WHAT TO WORK ON
Give, as a bare number, the count of lines that contain the word "Registro".
* start SUPPLIED MATERIAL *
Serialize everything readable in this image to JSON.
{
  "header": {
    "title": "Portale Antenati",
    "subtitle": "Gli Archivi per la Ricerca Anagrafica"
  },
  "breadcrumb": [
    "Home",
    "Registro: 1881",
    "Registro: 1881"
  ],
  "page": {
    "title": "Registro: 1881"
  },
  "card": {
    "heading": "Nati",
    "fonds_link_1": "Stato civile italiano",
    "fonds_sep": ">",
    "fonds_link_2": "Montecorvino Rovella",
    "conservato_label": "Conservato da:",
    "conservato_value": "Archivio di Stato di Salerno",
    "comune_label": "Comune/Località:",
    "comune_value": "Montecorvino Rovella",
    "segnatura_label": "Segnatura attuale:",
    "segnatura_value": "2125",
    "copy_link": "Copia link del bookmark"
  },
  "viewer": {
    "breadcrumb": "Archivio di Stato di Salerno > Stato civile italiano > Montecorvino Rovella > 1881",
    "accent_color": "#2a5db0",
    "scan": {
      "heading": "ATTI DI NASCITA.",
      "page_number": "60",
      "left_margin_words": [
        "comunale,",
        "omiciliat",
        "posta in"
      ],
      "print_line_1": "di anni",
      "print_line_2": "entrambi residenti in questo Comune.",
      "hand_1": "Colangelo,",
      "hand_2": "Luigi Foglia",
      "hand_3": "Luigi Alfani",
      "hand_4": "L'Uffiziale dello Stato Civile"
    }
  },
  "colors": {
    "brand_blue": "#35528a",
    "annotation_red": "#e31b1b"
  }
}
* end SUPPLIED MATERIAL *
TASK RESPONSE
3